- **GIVEN REQUEST**
The records that follow need to be output exactly as they are.
§ §
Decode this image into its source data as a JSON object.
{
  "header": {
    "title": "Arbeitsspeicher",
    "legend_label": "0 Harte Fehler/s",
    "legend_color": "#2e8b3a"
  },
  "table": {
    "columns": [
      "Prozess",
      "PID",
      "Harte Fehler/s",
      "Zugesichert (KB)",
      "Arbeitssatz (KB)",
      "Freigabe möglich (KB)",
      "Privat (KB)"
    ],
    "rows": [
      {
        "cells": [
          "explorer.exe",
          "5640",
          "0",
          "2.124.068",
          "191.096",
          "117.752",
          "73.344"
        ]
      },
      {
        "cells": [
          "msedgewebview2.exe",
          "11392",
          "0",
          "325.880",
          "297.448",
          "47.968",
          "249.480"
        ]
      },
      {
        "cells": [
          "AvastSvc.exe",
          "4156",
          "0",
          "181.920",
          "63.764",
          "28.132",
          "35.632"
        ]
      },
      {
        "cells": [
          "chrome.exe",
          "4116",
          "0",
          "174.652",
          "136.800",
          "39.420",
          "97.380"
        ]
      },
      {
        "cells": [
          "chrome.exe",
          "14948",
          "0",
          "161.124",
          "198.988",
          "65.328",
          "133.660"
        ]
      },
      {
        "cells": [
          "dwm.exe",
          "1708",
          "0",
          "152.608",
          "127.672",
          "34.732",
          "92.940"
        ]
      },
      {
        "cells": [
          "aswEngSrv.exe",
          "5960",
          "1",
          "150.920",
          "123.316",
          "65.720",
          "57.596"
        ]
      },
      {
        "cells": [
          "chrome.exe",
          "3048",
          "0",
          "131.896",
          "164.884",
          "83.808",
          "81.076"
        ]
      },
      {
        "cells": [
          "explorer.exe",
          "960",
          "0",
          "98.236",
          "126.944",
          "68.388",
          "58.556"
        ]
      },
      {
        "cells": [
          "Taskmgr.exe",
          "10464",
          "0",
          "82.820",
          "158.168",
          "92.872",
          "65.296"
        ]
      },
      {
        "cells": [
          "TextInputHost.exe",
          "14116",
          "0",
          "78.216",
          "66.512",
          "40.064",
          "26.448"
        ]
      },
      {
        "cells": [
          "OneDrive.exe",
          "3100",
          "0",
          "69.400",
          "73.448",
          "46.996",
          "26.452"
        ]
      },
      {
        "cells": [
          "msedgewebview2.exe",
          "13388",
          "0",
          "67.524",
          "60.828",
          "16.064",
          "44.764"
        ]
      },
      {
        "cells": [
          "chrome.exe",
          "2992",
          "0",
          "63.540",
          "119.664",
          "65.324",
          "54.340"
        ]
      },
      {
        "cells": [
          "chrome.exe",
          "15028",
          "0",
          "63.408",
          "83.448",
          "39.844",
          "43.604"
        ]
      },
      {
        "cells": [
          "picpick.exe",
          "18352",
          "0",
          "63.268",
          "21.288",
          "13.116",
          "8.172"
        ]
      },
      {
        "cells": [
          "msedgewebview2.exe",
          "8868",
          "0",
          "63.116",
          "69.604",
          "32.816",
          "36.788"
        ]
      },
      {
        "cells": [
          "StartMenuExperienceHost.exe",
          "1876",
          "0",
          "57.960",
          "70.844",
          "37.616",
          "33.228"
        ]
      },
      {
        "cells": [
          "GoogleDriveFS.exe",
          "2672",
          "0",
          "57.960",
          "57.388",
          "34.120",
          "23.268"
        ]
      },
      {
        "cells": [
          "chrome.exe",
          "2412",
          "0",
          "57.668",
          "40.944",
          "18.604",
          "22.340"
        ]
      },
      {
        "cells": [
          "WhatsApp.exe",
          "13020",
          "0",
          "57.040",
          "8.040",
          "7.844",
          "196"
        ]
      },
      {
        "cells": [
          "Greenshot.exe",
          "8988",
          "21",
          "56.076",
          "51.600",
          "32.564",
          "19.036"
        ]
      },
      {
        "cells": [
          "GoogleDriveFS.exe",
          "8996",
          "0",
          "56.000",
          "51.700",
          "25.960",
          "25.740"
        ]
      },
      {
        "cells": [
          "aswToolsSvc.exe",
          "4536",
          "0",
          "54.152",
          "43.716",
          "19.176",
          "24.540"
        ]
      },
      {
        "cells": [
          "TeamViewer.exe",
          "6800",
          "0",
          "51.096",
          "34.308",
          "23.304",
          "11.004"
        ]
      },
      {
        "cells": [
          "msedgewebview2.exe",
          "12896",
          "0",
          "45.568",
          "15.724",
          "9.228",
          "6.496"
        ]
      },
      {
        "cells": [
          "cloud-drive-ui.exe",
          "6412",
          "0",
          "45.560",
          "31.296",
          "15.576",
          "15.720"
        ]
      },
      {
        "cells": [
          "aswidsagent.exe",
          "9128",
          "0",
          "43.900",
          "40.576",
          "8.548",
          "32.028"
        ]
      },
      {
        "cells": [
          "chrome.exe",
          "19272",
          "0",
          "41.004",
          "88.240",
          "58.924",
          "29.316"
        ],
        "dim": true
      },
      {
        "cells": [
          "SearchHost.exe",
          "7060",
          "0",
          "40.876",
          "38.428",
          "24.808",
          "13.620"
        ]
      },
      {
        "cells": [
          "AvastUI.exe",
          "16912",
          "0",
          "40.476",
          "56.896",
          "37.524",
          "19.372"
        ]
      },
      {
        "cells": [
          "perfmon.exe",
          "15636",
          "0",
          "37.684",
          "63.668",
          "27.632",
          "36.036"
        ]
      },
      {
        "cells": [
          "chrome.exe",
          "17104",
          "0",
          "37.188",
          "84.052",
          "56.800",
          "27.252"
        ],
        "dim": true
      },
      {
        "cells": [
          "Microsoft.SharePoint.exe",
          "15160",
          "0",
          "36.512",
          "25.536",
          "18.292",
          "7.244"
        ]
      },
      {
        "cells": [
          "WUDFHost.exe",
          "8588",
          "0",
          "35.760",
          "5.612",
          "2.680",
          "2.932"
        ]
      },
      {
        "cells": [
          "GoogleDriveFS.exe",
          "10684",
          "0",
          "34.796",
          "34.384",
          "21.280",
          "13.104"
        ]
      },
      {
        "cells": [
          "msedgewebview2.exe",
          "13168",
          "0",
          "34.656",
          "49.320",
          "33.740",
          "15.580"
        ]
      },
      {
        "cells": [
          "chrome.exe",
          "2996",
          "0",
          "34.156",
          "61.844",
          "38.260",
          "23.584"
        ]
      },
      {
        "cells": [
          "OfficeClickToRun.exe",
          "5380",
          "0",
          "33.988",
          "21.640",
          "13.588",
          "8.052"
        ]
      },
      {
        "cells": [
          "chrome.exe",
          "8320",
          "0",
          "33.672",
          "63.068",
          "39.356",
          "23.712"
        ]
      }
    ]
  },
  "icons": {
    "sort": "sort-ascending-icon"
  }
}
§ §
- **EXERCISE ANSWER**
Decode this image into its source data as a JSON object.
{
  "header": {
    "title": "Arbeitsspeicher",
    "legend_label": "0 Harte Fehler/s",
    "legend_color": "#2e8b3a"
  },
  "table": {
    "columns": [
      "Prozess",
      "PID",
      "Harte Fehler/s",
      "Zugesichert (KB)",
      "Arbeitssatz (KB)",
      "Freigabe möglich (KB)",
      "Privat (KB)"
    ],
    "rows": [
      {
        "cells": [
          "explorer.exe",
          "5640",
          "0",
          "2.124.068",
          "191.096",
          "117.752",
          "73.344"
        ]
      },
      {
        "cells": [
          "msedgewebview2.exe",
          "11392",
          "0",
          "325.880",
          "297.448",
          "47.968",
          "249.480"
        ]
      },
      {
        "cells": [
          "AvastSvc.exe",
          "4156",
          "0",
          "181.920",
          "63.764",
          "28.132",
          "35.632"
        ]
      },
      {
        "cells": [
          "chrome.exe",
          "4116",
          "0",
          "174.652",
          "136.800",
          "39.420",
          "97.380"
        ]
      },
      {
        "cells": [
          "chrome.exe",
          "14948",
          "0",
          "161.124",
          "198.988",
          "65.328",
          "133.660"
        ]
      },
      {
        "cells": [
          "dwm.exe",
          "1708",
          "0",
          "152.608",
          "127.672",
          "34.732",
          "92.940"
        ]
      },
      {
        "cells": [
          "aswEngSrv.exe",
          "5960",
          "1",
          "150.920",
          "123.316",
          "65.720",
          "57.596"
        ]
      },
      {
        "cells": [
          "chrome.exe",
          "3048",
          "0",
          "131.896",
          "164.884",
          "83.808",
          "81.076"
        ]
      },
      {
        "cells": [
          "explorer.exe",
          "960",
          "0",
          "98.236",
          "126.944",
          "68.388",
          "58.556"
        ]
      },
      {
        "cells": [
          "Taskmgr.exe",
          "10464",
          "0",
          "82.820",
          "158.168",
          "92.872",
          "65.296"
        ]
      },
      {
        "cells": [
          "TextInputHost.exe",
          "14116",
          "0",
          "78.216",
          "66.512",
          "40.064",
          "26.448"
        ]
      },
      {
        "cells": [
          "OneDrive.exe",
          "3100",
          "0",
          "69.400",
          "73.448",
          "46.996",
          "26.452"
        ]
      },
      {
        "cells": [
          "msedgewebview2.exe",
          "13388",
          "0",
          "67.524",
          "60.828",
          "16.064",
          "44.764"
        ]
      },
      {
        "cells": [
          "chrome.exe",
          "2992",
          "0",
          "63.540",
          "119.664",
          "65.324",
          "54.340"
        ]
      },
      {
        "cells": [
          "chrome.exe",
          "15028",
          "0",
          "63.408",
          "83.448",
          "39.844",
          "43.604"
        ]
      },
      {
        "cells": [
          "picpick.exe",
          "18352",
          "0",
          "63.268",
          "21.288",
          "13.116",
          "8.172"
        ]
      },
      {
        "cells": [
          "msedgewebview2.exe",
          "8868",
          "0",
          "63.116",
          "69.604",
          "32.816",
          "36.788"
        ]
      },
      {
        "cells": [
          "StartMenuExperienceHost.exe",
          "1876",
          "0",
          "57.960",
          "70.844",
          "37.616",
          "33.228"
        ]
      },
      {
        "cells": [
          "GoogleDriveFS.exe",
          "2672",
          "0",
          "57.960",
          "57.388",
          "34.120",
          "23.268"
        ]
      },
      {
        "cells": [
          "chrome.exe",
          "2412",
          "0",
          "57.668",
          "40.944",
          "18.604",
          "22.340"
        ]
      },
      {
        "cells": [
          "WhatsApp.exe",
          "13020",
          "0",
          "57.040",
          "8.040",
          "7.844",
          "196"
        ]
      },
      {
        "cells": [
          "Greenshot.exe",
          "8988",
          "21",
          "56.076",
          "51.600",
          "32.564",
          "19.036"
        ]
      },
      {
        "cells": [
          "GoogleDriveFS.exe",
          "8996",
          "0",
          "56.000",
          "51.700",
          "25.960",
          "25.740"
        ]
      },
      {
        "cells": [
          "aswToolsSvc.exe",
          "4536",
          "0",
          "54.152",
          "43.716",
          "19.176",
          "24.540"
        ]
      },
      {
        "cells": [
          "TeamViewer.exe",
          "6800",
          "0",
          "51.096",
          "34.308",
          "23.304",
          "11.004"
        ]
      },
      {
        "cells": [
          "msedgewebview2.exe",
          "12896",
          "0",
          "45.568",
          "15.724",
          "9.228",
          "6.496"
        ]
      },
      {
        "cells": [
          "cloud-drive-ui.exe",
          "6412",
          "0",
          "45.560",
          "31.296",
          "15.576",
          "15.720"
        ]
      },
      {
        "cells": [
          "aswidsagent.exe",
          "9128",
          "0",
          "43.900",
          "40.576",
          "8.548",
          "32.028"
        ]
      },
      {
        "cells": [
          "chrome.exe",
          "19272",
          "0",
          "41.004",
          "88.240",
          "58.924",
          "29.316"
        ],
        "dim": true
      },
      {
        "cells": [
          "SearchHost.exe",
          "7060",
          "0",
          "40.876",
          "38.428",
          "24.808",
          "13.620"
        ]
      },
      {
        "cells": [
          "AvastUI.exe",
          "16912",
          "0",
          "40.476",
          "56.896",
          "37.524",
          "19.372"
        ]
      },
      {
        "cells": [
          "perfmon.exe",
          "15636",
          "0",
          "37.684",
          "63.668",
          "27.632",
          "36.036"
        ]
      },
      {
        "cells": [
          "chrome.exe",
          "17104",
          "0",
          "37.188",
          "84.052",
          "56.800",
          "27.252"
        ],
        "dim": true
      },
      {
        "cells": [
          "Microsoft.SharePoint.exe",
          "15160",
          "0",
          "36.512",
          "25.536",
          "18.292",
          "7.244"
        ]
      },
      {
        "cells": [
          "WUDFHost.exe",
          "8588",
          "0",
          "35.760",
          "5.612",
          "2.680",
          "2.932"
        ]
      },
      {
        "cells": [
          "GoogleDriveFS.exe",
          "10684",
          "0",
          "34.796",
          "34.384",
          "21.280",
          "13.104"
        ]
      },
      {
        "cells": [
          "msedgewebview2.exe",
          "13168",
          "0",
          "34.656",
          "49.320",
          "33.740",
          "15.580"
        ]
      },
      {
        "cells": [
          "chrome.exe",
          "2996",
          "0",
          "34.156",
          "61.844",
          "38.260",
          "23.584"
        ]
      },
      {
        "cells": [
          "OfficeClickToRun.exe",
          "5380",
          "0",
          "33.988",
          "21.640",
          "13.588",
          "8.052"
        ]
      },
      {
        "cells": [
          "chrome.exe",
          "8320",
          "0",
          "33.672",
          "63.068",
          "39.356",
          "23.712"
        ]
      }
    ]
  },
  "icons": {
    "sort": "sort-ascending-icon"
  }
}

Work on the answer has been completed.